- Your instructions -
Find every line with the word "тепло". Copy those lines.

- Dataset entries -

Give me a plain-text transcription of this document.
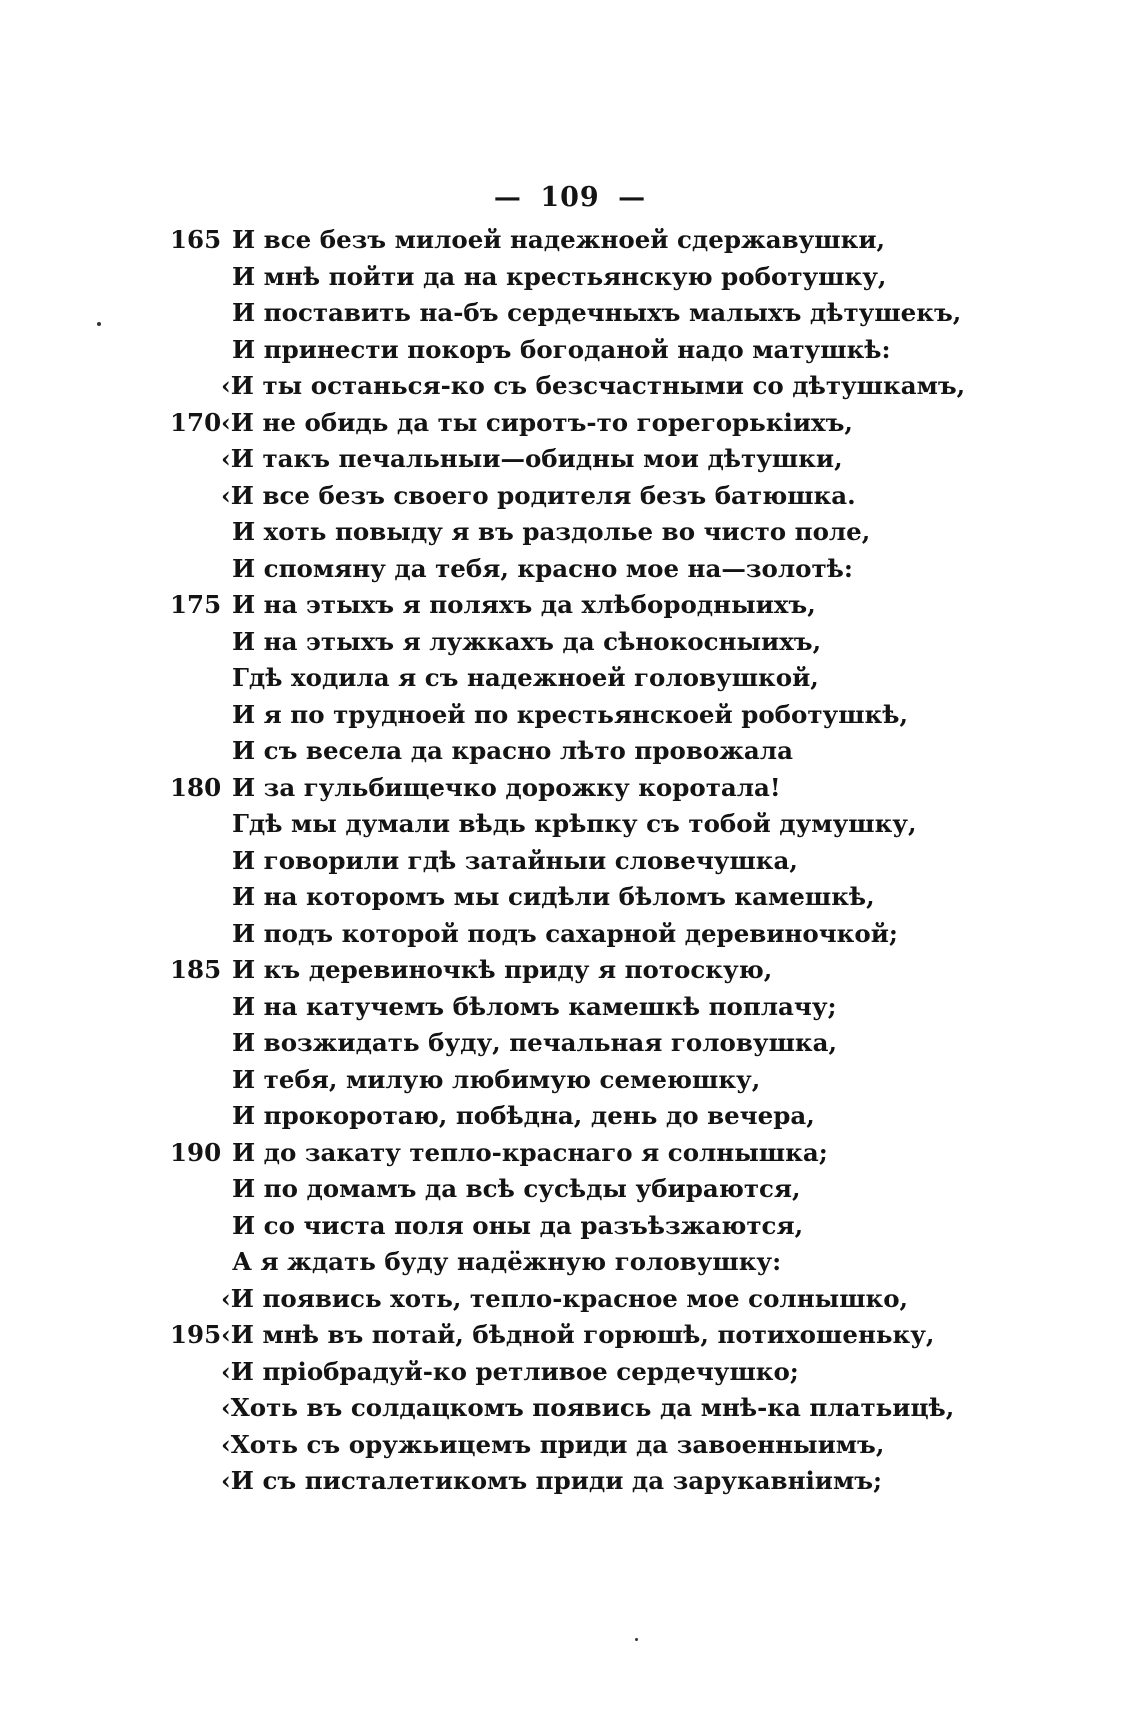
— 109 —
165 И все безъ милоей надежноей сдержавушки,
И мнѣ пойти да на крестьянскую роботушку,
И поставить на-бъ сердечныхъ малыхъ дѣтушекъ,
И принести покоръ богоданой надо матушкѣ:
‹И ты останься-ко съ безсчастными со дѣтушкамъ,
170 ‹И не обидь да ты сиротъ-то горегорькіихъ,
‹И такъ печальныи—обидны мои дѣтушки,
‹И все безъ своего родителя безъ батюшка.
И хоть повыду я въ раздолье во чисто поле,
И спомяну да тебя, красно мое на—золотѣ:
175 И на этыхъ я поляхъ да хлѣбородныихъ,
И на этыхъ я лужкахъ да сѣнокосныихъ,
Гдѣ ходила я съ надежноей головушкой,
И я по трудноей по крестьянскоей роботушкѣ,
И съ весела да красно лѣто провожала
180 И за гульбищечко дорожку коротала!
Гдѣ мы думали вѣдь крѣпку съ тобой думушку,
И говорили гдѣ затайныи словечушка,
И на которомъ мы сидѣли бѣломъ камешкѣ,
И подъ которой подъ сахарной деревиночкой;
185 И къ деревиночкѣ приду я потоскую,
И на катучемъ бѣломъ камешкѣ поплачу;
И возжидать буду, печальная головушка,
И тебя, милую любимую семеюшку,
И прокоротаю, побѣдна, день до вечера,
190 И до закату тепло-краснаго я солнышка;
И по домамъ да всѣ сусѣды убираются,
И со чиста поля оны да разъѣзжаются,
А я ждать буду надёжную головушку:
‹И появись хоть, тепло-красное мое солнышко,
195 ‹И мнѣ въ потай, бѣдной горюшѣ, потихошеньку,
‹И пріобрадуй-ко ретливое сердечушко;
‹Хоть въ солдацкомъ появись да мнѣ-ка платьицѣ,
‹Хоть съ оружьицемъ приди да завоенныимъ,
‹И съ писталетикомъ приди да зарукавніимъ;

- Answer below -
190 И до закату тепло-краснаго я солнышка;
‹И появись хоть, тепло-красное мое солнышко,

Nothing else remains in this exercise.